**What you are asked to do:**
Determine which lines of the records include the word "data", and copy them.

Raw records:
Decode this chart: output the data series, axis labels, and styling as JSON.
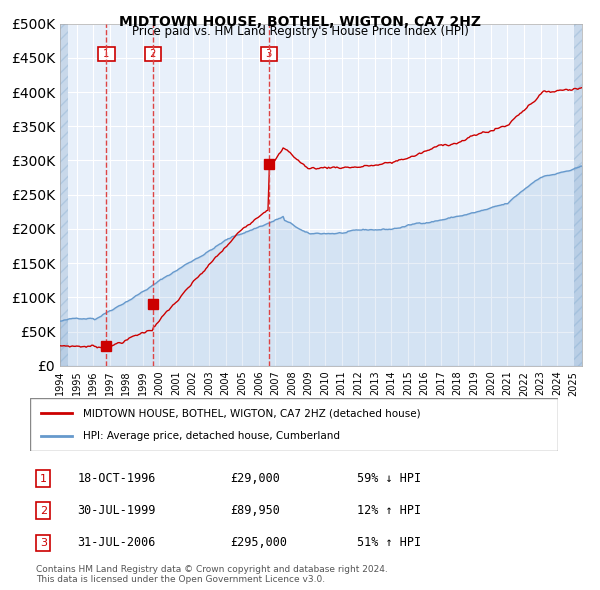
{
  "title": "MIDTOWN HOUSE, BOTHEL, WIGTON, CA7 2HZ",
  "subtitle": "Price paid vs. HM Land Registry's House Price Index (HPI)",
  "ylabel": "",
  "ylim": [
    0,
    500000
  ],
  "yticks": [
    0,
    50000,
    100000,
    150000,
    200000,
    250000,
    300000,
    350000,
    400000,
    450000,
    500000
  ],
  "xlim_start": 1994.0,
  "xlim_end": 2025.5,
  "bg_color": "#dce9f5",
  "plot_bg": "#e8f0fa",
  "grid_color": "#ffffff",
  "hatch_color": "#c8d8ea",
  "red_line_color": "#cc0000",
  "blue_line_color": "#6699cc",
  "sale_marker_color": "#cc0000",
  "dashed_line_color": "#dd4444",
  "transaction_box_color": "#cc0000",
  "transactions": [
    {
      "num": 1,
      "date": "18-OCT-1996",
      "price": 29000,
      "year": 1996.8,
      "hpi_note": "59% ↓ HPI"
    },
    {
      "num": 2,
      "date": "30-JUL-1999",
      "price": 89950,
      "year": 1999.6,
      "hpi_note": "12% ↑ HPI"
    },
    {
      "num": 3,
      "date": "31-JUL-2006",
      "price": 295000,
      "year": 2006.6,
      "hpi_note": "51% ↑ HPI"
    }
  ],
  "legend_line1": "MIDTOWN HOUSE, BOTHEL, WIGTON, CA7 2HZ (detached house)",
  "legend_line2": "HPI: Average price, detached house, Cumberland",
  "footnote1": "Contains HM Land Registry data © Crown copyright and database right 2024.",
  "footnote2": "This data is licensed under the Open Government Licence v3.0."
}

**Worked answer:**
Decode this chart: output the data series, axis labels, and styling as JSON.
  "footnote1": "Contains HM Land Registry data © Crown copyright and database right 2024.",
  "footnote2": "This data is licensed under the Open Government Licence v3.0."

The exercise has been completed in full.